-- start --
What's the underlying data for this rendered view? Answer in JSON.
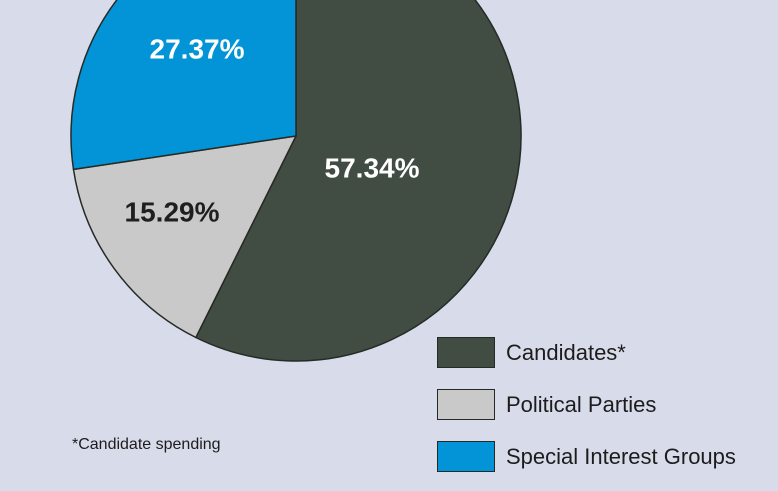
{
  "chart_data": {
    "type": "pie",
    "title": "",
    "slices": [
      {
        "name": "Candidates*",
        "value": 57.34,
        "label": "57.34%",
        "color": "#414d43",
        "label_color": "#ffffff"
      },
      {
        "name": "Political Parties",
        "value": 15.29,
        "label": "15.29%",
        "color": "#c9c9c9",
        "label_color": "#1f1f1f"
      },
      {
        "name": "Special Interest Groups",
        "value": 27.37,
        "label": "27.37%",
        "color": "#0294d6",
        "label_color": "#ffffff"
      }
    ],
    "legend_placement": "bottom-right"
  },
  "legend": {
    "items": [
      {
        "label": "Candidates*",
        "color": "#414d43"
      },
      {
        "label": "Political Parties",
        "color": "#c9c9c9"
      },
      {
        "label": "Special Interest Groups",
        "color": "#0294d6"
      }
    ]
  },
  "footnote": "*Candidate spending",
  "colors": {
    "background": "#d8dcea",
    "outline": "#262a26"
  }
}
-- end --
**Problem to solve**
Repeat the data exactly in full, omitting its pictures.

**Output for this task**
What's the underlying data for this rendered view? Answer in JSON.
{
  "chart_data": {
    "type": "pie",
    "title": "",
    "slices": [
      {
        "name": "Candidates*",
        "value": 57.34,
        "label": "57.34%",
        "color": "#414d43",
        "label_color": "#ffffff"
      },
      {
        "name": "Political Parties",
        "value": 15.29,
        "label": "15.29%",
        "color": "#c9c9c9",
        "label_color": "#1f1f1f"
      },
      {
        "name": "Special Interest Groups",
        "value": 27.37,
        "label": "27.37%",
        "color": "#0294d6",
        "label_color": "#ffffff"
      }
    ],
    "legend_placement": "bottom-right"
  },
  "legend": {
    "items": [
      {
        "label": "Candidates*",
        "color": "#414d43"
      },
      {
        "label": "Political Parties",
        "color": "#c9c9c9"
      },
      {
        "label": "Special Interest Groups",
        "color": "#0294d6"
      }
    ]
  },
  "footnote": "*Candidate spending",
  "colors": {
    "background": "#d8dcea",
    "outline": "#262a26"
  }
}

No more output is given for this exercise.